** start of Records for the task **
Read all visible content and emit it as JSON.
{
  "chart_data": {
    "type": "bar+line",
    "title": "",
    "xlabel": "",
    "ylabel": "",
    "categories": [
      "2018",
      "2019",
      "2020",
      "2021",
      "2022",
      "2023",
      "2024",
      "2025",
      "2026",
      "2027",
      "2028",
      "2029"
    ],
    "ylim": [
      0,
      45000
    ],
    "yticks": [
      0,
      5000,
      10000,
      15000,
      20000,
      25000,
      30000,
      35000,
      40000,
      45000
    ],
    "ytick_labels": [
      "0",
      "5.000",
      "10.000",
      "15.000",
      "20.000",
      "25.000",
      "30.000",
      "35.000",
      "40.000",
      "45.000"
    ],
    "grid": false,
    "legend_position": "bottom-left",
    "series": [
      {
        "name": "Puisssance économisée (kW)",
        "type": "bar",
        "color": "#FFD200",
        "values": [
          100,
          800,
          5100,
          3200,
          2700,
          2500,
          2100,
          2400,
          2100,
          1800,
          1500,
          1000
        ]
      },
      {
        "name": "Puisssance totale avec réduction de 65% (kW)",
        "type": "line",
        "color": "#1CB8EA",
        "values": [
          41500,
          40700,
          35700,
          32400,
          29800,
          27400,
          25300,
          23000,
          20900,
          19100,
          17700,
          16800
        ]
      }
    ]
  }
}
** end of Records for the task **
### Task directions
Gather up the lines that contain the word "name".

### Problem solution
        "name": "Puisssance économisée (kW)",
        "name": "Puisssance totale avec réduction de 65% (kW)",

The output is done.